[Stored data]
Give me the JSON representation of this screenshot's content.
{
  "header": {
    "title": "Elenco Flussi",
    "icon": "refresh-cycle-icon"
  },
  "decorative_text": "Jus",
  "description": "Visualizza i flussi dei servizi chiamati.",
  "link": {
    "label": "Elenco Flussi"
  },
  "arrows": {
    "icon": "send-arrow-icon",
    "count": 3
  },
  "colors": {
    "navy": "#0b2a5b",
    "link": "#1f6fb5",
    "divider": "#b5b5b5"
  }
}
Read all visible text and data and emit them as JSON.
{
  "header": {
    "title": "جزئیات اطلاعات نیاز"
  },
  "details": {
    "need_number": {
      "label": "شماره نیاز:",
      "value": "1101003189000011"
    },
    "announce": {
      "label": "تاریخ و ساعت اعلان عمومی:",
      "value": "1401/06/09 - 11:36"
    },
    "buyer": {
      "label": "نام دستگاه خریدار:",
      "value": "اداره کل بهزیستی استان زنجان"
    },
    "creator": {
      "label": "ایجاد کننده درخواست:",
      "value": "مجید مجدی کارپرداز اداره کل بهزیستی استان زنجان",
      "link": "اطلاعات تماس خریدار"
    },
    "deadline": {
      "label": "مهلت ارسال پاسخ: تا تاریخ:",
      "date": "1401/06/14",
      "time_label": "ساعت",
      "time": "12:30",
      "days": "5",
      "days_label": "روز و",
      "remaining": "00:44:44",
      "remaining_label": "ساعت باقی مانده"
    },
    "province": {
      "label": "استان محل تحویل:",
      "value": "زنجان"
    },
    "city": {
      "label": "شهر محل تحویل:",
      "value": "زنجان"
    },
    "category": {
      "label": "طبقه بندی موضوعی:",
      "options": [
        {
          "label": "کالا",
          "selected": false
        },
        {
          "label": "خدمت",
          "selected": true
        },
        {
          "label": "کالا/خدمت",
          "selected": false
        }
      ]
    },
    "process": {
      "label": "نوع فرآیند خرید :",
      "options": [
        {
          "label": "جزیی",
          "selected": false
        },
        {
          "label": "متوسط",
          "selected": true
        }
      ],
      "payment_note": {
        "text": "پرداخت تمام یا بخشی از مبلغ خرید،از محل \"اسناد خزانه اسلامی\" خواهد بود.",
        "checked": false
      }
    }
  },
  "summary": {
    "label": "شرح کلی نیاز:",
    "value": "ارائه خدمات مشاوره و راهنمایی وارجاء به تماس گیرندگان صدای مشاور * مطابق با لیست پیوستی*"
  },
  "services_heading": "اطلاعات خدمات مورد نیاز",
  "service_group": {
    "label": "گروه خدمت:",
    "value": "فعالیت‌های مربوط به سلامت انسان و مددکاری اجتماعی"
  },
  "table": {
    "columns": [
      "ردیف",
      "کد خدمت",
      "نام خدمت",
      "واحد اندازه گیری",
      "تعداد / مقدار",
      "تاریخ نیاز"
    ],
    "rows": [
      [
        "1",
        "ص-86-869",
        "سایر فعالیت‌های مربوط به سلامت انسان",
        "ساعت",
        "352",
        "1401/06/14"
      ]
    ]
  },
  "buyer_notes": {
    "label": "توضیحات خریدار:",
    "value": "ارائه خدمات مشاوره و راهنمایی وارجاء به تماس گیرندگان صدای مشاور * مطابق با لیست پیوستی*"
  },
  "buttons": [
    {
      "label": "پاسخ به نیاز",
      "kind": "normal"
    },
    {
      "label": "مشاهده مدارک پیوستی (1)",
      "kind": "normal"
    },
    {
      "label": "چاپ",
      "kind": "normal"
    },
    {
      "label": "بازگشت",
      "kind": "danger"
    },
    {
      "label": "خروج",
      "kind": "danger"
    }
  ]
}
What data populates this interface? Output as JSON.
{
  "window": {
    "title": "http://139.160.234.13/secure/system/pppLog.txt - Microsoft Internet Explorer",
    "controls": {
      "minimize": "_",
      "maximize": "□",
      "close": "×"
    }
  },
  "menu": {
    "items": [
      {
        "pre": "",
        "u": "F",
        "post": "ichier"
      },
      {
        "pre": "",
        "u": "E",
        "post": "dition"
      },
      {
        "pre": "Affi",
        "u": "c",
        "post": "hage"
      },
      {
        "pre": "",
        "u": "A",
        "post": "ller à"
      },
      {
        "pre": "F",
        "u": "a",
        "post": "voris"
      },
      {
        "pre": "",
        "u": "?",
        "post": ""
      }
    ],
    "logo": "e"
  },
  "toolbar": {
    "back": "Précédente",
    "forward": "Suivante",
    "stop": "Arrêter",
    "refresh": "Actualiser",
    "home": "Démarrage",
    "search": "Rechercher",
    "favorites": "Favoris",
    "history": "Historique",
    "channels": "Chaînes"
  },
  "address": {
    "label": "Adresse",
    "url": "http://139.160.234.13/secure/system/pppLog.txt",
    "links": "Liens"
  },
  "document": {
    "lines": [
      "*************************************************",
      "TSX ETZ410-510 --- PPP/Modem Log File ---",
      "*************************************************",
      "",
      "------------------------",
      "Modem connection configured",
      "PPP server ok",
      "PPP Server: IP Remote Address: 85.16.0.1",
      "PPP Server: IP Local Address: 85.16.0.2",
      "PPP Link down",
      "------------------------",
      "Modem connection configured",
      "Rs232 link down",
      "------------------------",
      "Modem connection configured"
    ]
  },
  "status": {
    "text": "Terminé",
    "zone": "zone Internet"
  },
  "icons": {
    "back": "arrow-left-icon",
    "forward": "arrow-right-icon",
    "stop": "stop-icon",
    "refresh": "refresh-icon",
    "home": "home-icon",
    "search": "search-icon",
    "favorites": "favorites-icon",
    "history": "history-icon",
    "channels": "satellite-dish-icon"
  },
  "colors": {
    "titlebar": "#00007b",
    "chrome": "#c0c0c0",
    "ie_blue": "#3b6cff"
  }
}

▶ **GIVEN PROBLEM**:
Extract each line from the entries above that contains the string "بهزیستی".

▶ **ANSWER TO THIS TASK**:
      "value": "اداره کل بهزیستی استان زنجان"
      "value": "مجید مجدی کارپرداز اداره کل بهزیستی استان زنجان",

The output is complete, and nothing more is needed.